Data excerpts

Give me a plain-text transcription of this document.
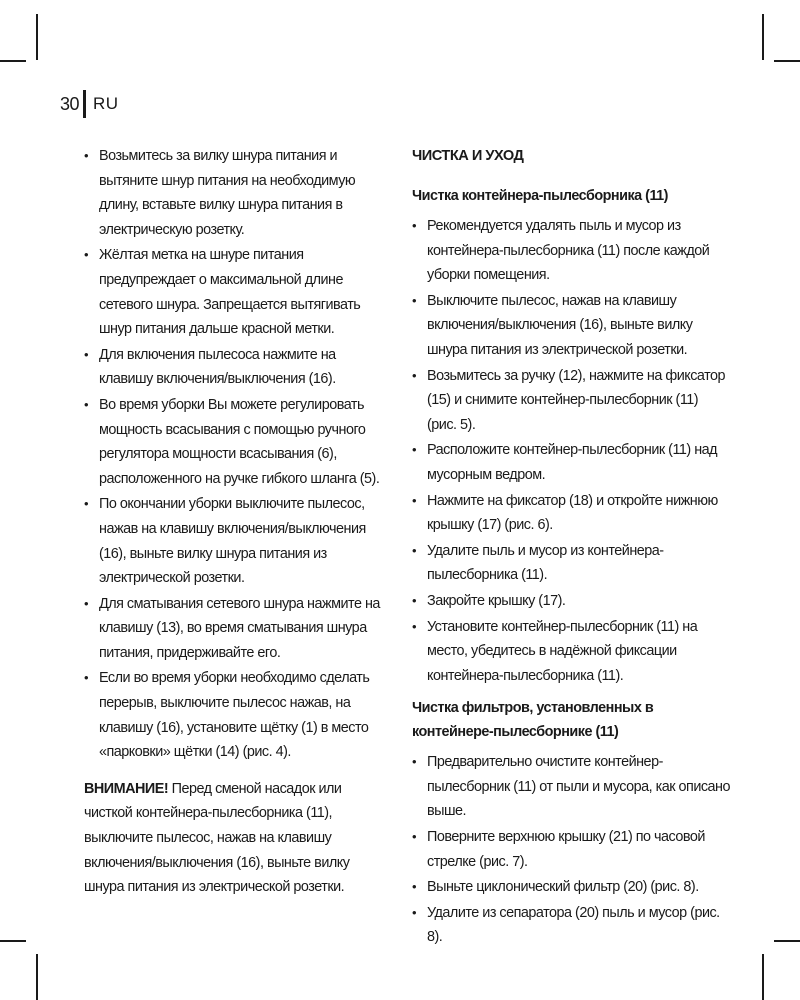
30 RU
• Возьмитесь за вилку шнура питания и вытяните шнур питания на необходимую длину, вставьте вилку шнура питания в электрическую розетку.
• Жёлтая метка на шнуре питания предупреждает о максимальной длине сетевого шнура. Запрещается вытягивать шнур питания дальше красной метки.
• Для включения пылесоса нажмите на клавишу включения/выключения (16).
• Во время уборки Вы можете регулировать мощность всасывания с помощью ручного регулятора мощности всасывания (6), расположенного на ручке гибкого шланга (5).
• По окончании уборки выключите пылесос, нажав на клавишу включения/выключения (16), выньте вилку шнура питания из электрической розетки.
• Для сматывания сетевого шнура нажмите на клавишу (13), во время сматывания шнура питания, придерживайте его.
• Если во время уборки необходимо сделать перерыв, выключите пылесос нажав, на клавишу (16), установите щётку (1) в место «парковки» щётки (14) (рис. 4).

ВНИМАНИЕ! Перед сменой насадок или чисткой контейнера-пылесборника (11), выключите пылесос, нажав на клавишу включения/выключения (16), выньте вилку шнура питания из электрической розетки.

ЧИСТКА И УХОД
Чистка контейнера-пылесборника (11)
• Рекомендуется удалять пыль и мусор из контейнера-пылесборника (11) после каждой уборки помещения.
• Выключите пылесос, нажав на клавишу включения/выключения (16), выньте вилку шнура питания из электрической розетки.
• Возьмитесь за ручку (12), нажмите на фиксатор (15) и снимите контейнер-пылесборник (11) (рис. 5).
• Расположите контейнер-пылесборник (11) над мусорным ведром.
• Нажмите на фиксатор (18) и откройте нижнюю крышку (17) (рис. 6).
• Удалите пыль и мусор из контейнера-пылесборника (11).
• Закройте крышку (17).
• Установите контейнер-пылесборник (11) на место, убедитесь в надёжной фиксации контейнера-пылесборника (11).
Чистка фильтров, установленных в контейнере-пылесборнике (11)
• Предварительно очистите контейнер-пылесборник (11) от пыли и мусора, как описано выше.
• Поверните верхнюю крышку (21) по часовой стрелке (рис. 7).
• Выньте циклонический фильтр (20) (рис. 8).
• Удалите из сепаратора (20) пыль и мусор (рис. 8).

DESCRIPTION OF THE TASK
Gather each line in the entries above where the string "выключения" is found.

OUTPUT BELOW
• Для включения пылесоса нажмите на клавишу включения/выключения (16).
• По окончании уборки выключите пылесос, нажав на клавишу включения/выключения (16), выньте вилку шнура питания из электрической розетки.
ВНИМАНИЕ! Перед сменой насадок или чисткой контейнера-пылесборника (11), выключите пылесос, нажав на клавишу включения/выключения (16), выньте вилку шнура питания из электрической розетки.
• Выключите пылесос, нажав на клавишу включения/выключения (16), выньте вилку шнура питания из электрической розетки.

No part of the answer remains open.